Excerpts from a figure dataset
|---|
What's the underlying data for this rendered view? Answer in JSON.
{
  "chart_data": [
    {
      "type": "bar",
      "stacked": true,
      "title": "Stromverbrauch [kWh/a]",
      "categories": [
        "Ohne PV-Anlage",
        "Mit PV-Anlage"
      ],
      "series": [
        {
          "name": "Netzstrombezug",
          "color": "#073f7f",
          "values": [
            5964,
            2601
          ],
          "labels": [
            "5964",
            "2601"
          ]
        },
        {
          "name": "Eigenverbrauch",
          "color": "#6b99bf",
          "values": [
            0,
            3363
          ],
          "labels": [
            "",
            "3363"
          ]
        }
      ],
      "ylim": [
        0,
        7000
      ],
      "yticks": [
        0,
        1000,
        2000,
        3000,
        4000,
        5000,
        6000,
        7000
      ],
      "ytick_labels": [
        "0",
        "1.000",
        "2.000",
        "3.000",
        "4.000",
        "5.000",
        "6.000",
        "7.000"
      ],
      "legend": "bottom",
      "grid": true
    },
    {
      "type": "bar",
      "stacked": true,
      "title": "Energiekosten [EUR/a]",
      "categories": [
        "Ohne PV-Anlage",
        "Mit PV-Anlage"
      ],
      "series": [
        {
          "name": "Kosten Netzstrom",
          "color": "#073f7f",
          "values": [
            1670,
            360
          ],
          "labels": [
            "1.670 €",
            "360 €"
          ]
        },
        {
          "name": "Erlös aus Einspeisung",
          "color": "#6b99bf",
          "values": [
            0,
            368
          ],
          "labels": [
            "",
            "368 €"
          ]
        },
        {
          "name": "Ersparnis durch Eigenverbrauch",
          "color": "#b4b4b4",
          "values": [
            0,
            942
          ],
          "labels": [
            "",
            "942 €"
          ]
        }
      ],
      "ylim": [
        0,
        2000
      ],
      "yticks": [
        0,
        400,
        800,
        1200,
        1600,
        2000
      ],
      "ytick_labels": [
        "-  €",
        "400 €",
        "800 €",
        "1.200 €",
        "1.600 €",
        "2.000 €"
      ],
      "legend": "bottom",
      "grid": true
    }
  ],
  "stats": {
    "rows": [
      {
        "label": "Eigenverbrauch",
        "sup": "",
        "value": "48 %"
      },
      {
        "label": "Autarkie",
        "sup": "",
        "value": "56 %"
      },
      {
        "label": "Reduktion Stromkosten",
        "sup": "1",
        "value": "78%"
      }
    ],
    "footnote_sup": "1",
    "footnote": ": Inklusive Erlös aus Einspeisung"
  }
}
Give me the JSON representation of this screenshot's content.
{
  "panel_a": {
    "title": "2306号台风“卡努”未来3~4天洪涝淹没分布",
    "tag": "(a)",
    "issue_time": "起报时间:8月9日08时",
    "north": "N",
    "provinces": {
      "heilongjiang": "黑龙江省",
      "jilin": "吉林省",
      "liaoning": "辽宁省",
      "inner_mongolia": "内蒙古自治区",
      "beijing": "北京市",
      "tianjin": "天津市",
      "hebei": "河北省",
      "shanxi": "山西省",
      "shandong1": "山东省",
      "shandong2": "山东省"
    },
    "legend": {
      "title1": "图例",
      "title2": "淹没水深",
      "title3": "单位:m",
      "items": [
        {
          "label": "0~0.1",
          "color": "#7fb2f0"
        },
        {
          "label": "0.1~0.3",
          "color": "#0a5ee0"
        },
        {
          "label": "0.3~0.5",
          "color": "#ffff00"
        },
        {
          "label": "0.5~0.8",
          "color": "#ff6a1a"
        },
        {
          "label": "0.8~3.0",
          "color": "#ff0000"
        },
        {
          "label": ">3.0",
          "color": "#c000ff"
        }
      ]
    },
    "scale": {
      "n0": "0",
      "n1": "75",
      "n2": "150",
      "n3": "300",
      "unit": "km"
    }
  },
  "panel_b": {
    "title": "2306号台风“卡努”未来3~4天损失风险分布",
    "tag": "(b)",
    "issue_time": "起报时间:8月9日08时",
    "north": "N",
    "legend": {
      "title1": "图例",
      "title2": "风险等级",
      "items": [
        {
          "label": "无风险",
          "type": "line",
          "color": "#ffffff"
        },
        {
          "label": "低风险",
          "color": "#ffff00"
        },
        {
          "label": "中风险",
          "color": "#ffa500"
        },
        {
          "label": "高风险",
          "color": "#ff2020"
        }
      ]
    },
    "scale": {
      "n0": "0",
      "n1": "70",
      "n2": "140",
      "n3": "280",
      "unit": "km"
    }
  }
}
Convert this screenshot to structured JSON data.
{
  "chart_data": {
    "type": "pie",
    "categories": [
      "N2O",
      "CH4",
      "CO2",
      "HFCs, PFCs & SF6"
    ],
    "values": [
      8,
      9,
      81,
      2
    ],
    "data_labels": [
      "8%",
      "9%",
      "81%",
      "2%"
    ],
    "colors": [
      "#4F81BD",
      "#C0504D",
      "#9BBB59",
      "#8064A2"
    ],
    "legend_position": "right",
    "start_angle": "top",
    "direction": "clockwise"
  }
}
|---|
■ REQUIRED WORK: Please output the entire listing exactly as it stands.

■ RESULT:
What's the underlying data for this rendered view? Answer in JSON.
{
  "chart_data": [
    {
      "type": "bar",
      "stacked": true,
      "title": "Stromverbrauch [kWh/a]",
      "categories": [
        "Ohne PV-Anlage",
        "Mit PV-Anlage"
      ],
      "series": [
        {
          "name": "Netzstrombezug",
          "color": "#073f7f",
          "values": [
            5964,
            2601
          ],
          "labels": [
            "5964",
            "2601"
          ]
        },
        {
          "name": "Eigenverbrauch",
          "color": "#6b99bf",
          "values": [
            0,
            3363
          ],
          "labels": [
            "",
            "3363"
          ]
        }
      ],
      "ylim": [
        0,
        7000
      ],
      "yticks": [
        0,
        1000,
        2000,
        3000,
        4000,
        5000,
        6000,
        7000
      ],
      "ytick_labels": [
        "0",
        "1.000",
        "2.000",
        "3.000",
        "4.000",
        "5.000",
        "6.000",
        "7.000"
      ],
      "legend": "bottom",
      "grid": true
    },
    {
      "type": "bar",
      "stacked": true,
      "title": "Energiekosten [EUR/a]",
      "categories": [
        "Ohne PV-Anlage",
        "Mit PV-Anlage"
      ],
      "series": [
        {
          "name": "Kosten Netzstrom",
          "color": "#073f7f",
          "values": [
            1670,
            360
          ],
          "labels": [
            "1.670 €",
            "360 €"
          ]
        },
        {
          "name": "Erlös aus Einspeisung",
          "color": "#6b99bf",
          "values": [
            0,
            368
          ],
          "labels": [
            "",
            "368 €"
          ]
        },
        {
          "name": "Ersparnis durch Eigenverbrauch",
          "color": "#b4b4b4",
          "values": [
            0,
            942
          ],
          "labels": [
            "",
            "942 €"
          ]
        }
      ],
      "ylim": [
        0,
        2000
      ],
      "yticks": [
        0,
        400,
        800,
        1200,
        1600,
        2000
      ],
      "ytick_labels": [
        "-  €",
        "400 €",
        "800 €",
        "1.200 €",
        "1.600 €",
        "2.000 €"
      ],
      "legend": "bottom",
      "grid": true
    }
  ],
  "stats": {
    "rows": [
      {
        "label": "Eigenverbrauch",
        "sup": "",
        "value": "48 %"
      },
      {
        "label": "Autarkie",
        "sup": "",
        "value": "56 %"
      },
      {
        "label": "Reduktion Stromkosten",
        "sup": "1",
        "value": "78%"
      }
    ],
    "footnote_sup": "1",
    "footnote": ": Inklusive Erlös aus Einspeisung"
  }
}
Give me the JSON representation of this screenshot's content.
{
  "panel_a": {
    "title": "2306号台风“卡努”未来3~4天洪涝淹没分布",
    "tag": "(a)",
    "issue_time": "起报时间:8月9日08时",
    "north": "N",
    "provinces": {
      "heilongjiang": "黑龙江省",
      "jilin": "吉林省",
      "liaoning": "辽宁省",
      "inner_mongolia": "内蒙古自治区",
      "beijing": "北京市",
      "tianjin": "天津市",
      "hebei": "河北省",
      "shanxi": "山西省",
      "shandong1": "山东省",
      "shandong2": "山东省"
    },
    "legend": {
      "title1": "图例",
      "title2": "淹没水深",
      "title3": "单位:m",
      "items": [
        {
          "label": "0~0.1",
          "color": "#7fb2f0"
        },
        {
          "label": "0.1~0.3",
          "color": "#0a5ee0"
        },
        {
          "label": "0.3~0.5",
          "color": "#ffff00"
        },
        {
          "label": "0.5~0.8",
          "color": "#ff6a1a"
        },
        {
          "label": "0.8~3.0",
          "color": "#ff0000"
        },
        {
          "label": ">3.0",
          "color": "#c000ff"
        }
      ]
    },
    "scale": {
      "n0": "0",
      "n1": "75",
      "n2": "150",
      "n3": "300",
      "unit": "km"
    }
  },
  "panel_b": {
    "title": "2306号台风“卡努”未来3~4天损失风险分布",
    "tag": "(b)",
    "issue_time": "起报时间:8月9日08时",
    "north": "N",
    "legend": {
      "title1": "图例",
      "title2": "风险等级",
      "items": [
        {
          "label": "无风险",
          "type": "line",
          "color": "#ffffff"
        },
        {
          "label": "低风险",
          "color": "#ffff00"
        },
        {
          "label": "中风险",
          "color": "#ffa500"
        },
        {
          "label": "高风险",
          "color": "#ff2020"
        }
      ]
    },
    "scale": {
      "n0": "0",
      "n1": "70",
      "n2": "140",
      "n3": "280",
      "unit": "km"
    }
  }
}
Convert this screenshot to structured JSON data.
{
  "chart_data": {
    "type": "pie",
    "categories": [
      "N2O",
      "CH4",
      "CO2",
      "HFCs, PFCs & SF6"
    ],
    "values": [
      8,
      9,
      81,
      2
    ],
    "data_labels": [
      "8%",
      "9%",
      "81%",
      "2%"
    ],
    "colors": [
      "#4F81BD",
      "#C0504D",
      "#9BBB59",
      "#8064A2"
    ],
    "legend_position": "right",
    "start_angle": "top",
    "direction": "clockwise"
  }
}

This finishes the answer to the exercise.